━━━ DATASET RECORDS

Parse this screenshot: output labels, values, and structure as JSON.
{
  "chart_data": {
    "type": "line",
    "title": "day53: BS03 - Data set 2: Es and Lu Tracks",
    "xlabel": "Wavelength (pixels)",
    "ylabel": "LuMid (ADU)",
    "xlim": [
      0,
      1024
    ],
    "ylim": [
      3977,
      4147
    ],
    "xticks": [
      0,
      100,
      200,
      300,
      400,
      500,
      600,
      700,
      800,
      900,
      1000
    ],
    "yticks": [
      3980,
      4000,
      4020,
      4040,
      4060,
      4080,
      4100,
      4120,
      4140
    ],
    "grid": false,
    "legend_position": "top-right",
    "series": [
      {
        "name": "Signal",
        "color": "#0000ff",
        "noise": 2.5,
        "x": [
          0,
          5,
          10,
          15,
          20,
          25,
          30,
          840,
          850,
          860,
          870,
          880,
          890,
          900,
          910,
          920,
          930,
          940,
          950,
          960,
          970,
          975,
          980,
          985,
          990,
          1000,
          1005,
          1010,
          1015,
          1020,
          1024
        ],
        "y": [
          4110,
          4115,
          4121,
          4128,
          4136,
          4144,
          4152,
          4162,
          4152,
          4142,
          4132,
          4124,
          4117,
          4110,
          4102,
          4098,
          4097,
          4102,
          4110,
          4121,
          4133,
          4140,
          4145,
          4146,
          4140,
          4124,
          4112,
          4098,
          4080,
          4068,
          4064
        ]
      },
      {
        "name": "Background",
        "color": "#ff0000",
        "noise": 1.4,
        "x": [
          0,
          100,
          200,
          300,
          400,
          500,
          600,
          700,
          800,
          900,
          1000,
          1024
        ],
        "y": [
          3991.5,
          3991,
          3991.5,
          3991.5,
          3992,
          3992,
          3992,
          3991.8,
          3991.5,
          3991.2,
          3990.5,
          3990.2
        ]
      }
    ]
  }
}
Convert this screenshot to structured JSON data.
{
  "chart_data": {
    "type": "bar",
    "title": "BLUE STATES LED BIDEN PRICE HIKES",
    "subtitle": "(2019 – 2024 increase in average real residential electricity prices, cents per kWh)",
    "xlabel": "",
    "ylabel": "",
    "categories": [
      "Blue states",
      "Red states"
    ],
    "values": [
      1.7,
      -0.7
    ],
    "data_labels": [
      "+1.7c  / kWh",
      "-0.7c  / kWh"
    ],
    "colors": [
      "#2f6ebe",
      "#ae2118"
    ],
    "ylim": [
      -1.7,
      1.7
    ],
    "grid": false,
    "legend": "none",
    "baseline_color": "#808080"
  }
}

━━━━━━

Return every line in the listing that contains the word "values".

» RESULT OF THE EXERCISE:
Parse this screenshot: output labels, values, and structure as JSON.
    "values": [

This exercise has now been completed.